Information provided:

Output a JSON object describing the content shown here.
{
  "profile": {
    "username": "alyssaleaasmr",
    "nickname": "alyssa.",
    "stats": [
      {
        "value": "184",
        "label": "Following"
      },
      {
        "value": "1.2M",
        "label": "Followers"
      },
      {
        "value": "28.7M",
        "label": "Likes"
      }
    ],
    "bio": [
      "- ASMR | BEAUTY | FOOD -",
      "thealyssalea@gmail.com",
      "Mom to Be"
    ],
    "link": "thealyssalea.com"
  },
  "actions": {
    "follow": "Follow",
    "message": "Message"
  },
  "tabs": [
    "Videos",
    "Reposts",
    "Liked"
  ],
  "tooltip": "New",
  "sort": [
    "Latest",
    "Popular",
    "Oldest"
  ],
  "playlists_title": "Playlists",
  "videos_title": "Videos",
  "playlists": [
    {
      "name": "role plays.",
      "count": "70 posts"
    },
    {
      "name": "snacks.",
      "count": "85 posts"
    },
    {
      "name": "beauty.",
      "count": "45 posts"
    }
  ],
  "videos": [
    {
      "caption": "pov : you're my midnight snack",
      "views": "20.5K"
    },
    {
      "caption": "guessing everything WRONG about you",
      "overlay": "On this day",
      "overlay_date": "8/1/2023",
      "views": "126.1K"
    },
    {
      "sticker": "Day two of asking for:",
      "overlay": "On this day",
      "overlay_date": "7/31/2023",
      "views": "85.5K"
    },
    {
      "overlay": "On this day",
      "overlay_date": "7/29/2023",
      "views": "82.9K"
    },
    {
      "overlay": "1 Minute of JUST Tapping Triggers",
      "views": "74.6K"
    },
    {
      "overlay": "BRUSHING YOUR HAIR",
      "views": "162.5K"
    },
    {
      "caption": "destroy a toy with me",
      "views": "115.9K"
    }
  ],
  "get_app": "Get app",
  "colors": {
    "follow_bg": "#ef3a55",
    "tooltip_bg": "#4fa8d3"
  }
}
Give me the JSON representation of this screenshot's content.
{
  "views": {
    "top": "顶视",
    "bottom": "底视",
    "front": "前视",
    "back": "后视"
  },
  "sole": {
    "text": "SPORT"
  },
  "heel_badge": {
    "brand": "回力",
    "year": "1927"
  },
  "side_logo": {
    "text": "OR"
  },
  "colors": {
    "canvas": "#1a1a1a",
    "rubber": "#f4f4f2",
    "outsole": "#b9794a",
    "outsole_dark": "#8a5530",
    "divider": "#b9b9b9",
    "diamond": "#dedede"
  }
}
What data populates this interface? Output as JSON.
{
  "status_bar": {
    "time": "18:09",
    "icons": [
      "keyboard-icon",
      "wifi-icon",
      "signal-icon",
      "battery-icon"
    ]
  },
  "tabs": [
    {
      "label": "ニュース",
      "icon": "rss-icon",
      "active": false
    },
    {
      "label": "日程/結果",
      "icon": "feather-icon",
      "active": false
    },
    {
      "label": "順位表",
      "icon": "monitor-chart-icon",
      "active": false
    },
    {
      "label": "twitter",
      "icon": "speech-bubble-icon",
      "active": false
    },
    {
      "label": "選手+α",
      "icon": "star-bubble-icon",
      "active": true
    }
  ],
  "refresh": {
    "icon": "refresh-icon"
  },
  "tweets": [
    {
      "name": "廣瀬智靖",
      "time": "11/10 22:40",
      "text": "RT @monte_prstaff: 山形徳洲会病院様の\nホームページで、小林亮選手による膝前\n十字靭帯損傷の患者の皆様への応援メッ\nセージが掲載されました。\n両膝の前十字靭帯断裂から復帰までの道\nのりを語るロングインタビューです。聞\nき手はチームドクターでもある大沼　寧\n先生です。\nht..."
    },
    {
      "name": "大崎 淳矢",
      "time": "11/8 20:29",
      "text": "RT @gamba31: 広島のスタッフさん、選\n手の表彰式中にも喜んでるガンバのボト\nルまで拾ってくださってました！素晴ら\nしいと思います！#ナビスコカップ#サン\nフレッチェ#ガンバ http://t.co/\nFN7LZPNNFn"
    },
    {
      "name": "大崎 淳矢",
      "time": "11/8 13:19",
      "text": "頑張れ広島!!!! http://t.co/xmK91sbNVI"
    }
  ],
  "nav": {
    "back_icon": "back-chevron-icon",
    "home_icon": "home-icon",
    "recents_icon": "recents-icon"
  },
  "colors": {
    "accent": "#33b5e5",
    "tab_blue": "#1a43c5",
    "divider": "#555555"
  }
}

What you will do: Return each entry from the material above exactly as it appears.

Problem solution:
Output a JSON object describing the content shown here.
{
  "profile": {
    "username": "alyssaleaasmr",
    "nickname": "alyssa.",
    "stats": [
      {
        "value": "184",
        "label": "Following"
      },
      {
        "value": "1.2M",
        "label": "Followers"
      },
      {
        "value": "28.7M",
        "label": "Likes"
      }
    ],
    "bio": [
      "- ASMR | BEAUTY | FOOD -",
      "thealyssalea@gmail.com",
      "Mom to Be"
    ],
    "link": "thealyssalea.com"
  },
  "actions": {
    "follow": "Follow",
    "message": "Message"
  },
  "tabs": [
    "Videos",
    "Reposts",
    "Liked"
  ],
  "tooltip": "New",
  "sort": [
    "Latest",
    "Popular",
    "Oldest"
  ],
  "playlists_title": "Playlists",
  "videos_title": "Videos",
  "playlists": [
    {
      "name": "role plays.",
      "count": "70 posts"
    },
    {
      "name": "snacks.",
      "count": "85 posts"
    },
    {
      "name": "beauty.",
      "count": "45 posts"
    }
  ],
  "videos": [
    {
      "caption": "pov : you're my midnight snack",
      "views": "20.5K"
    },
    {
      "caption": "guessing everything WRONG about you",
      "overlay": "On this day",
      "overlay_date": "8/1/2023",
      "views": "126.1K"
    },
    {
      "sticker": "Day two of asking for:",
      "overlay": "On this day",
      "overlay_date": "7/31/2023",
      "views": "85.5K"
    },
    {
      "overlay": "On this day",
      "overlay_date": "7/29/2023",
      "views": "82.9K"
    },
    {
      "overlay": "1 Minute of JUST Tapping Triggers",
      "views": "74.6K"
    },
    {
      "overlay": "BRUSHING YOUR HAIR",
      "views": "162.5K"
    },
    {
      "caption": "destroy a toy with me",
      "views": "115.9K"
    }
  ],
  "get_app": "Get app",
  "colors": {
    "follow_bg": "#ef3a55",
    "tooltip_bg": "#4fa8d3"
  }
}
Give me the JSON representation of this screenshot's content.
{
  "views": {
    "top": "顶视",
    "bottom": "底视",
    "front": "前视",
    "back": "后视"
  },
  "sole": {
    "text": "SPORT"
  },
  "heel_badge": {
    "brand": "回力",
    "year": "1927"
  },
  "side_logo": {
    "text": "OR"
  },
  "colors": {
    "canvas": "#1a1a1a",
    "rubber": "#f4f4f2",
    "outsole": "#b9794a",
    "outsole_dark": "#8a5530",
    "divider": "#b9b9b9",
    "diamond": "#dedede"
  }
}
What data populates this interface? Output as JSON.
{
  "status_bar": {
    "time": "18:09",
    "icons": [
      "keyboard-icon",
      "wifi-icon",
      "signal-icon",
      "battery-icon"
    ]
  },
  "tabs": [
    {
      "label": "ニュース",
      "icon": "rss-icon",
      "active": false
    },
    {
      "label": "日程/結果",
      "icon": "feather-icon",
      "active": false
    },
    {
      "label": "順位表",
      "icon": "monitor-chart-icon",
      "active": false
    },
    {
      "label": "twitter",
      "icon": "speech-bubble-icon",
      "active": false
    },
    {
      "label": "選手+α",
      "icon": "star-bubble-icon",
      "active": true
    }
  ],
  "refresh": {
    "icon": "refresh-icon"
  },
  "tweets": [
    {
      "name": "廣瀬智靖",
      "time": "11/10 22:40",
      "text": "RT @monte_prstaff: 山形徳洲会病院様の\nホームページで、小林亮選手による膝前\n十字靭帯損傷の患者の皆様への応援メッ\nセージが掲載されました。\n両膝の前十字靭帯断裂から復帰までの道\nのりを語るロングインタビューです。聞\nき手はチームドクターでもある大沼　寧\n先生です。\nht..."
    },
    {
      "name": "大崎 淳矢",
      "time": "11/8 20:29",
      "text": "RT @gamba31: 広島のスタッフさん、選\n手の表彰式中にも喜んでるガンバのボト\nルまで拾ってくださってました！素晴ら\nしいと思います！#ナビスコカップ#サン\nフレッチェ#ガンバ http://t.co/\nFN7LZPNNFn"
    },
    {
      "name": "大崎 淳矢",
      "time": "11/8 13:19",
      "text": "頑張れ広島!!!! http://t.co/xmK91sbNVI"
    }
  ],
  "nav": {
    "back_icon": "back-chevron-icon",
    "home_icon": "home-icon",
    "recents_icon": "recents-icon"
  },
  "colors": {
    "accent": "#33b5e5",
    "tab_blue": "#1a43c5",
    "divider": "#555555"
  }
}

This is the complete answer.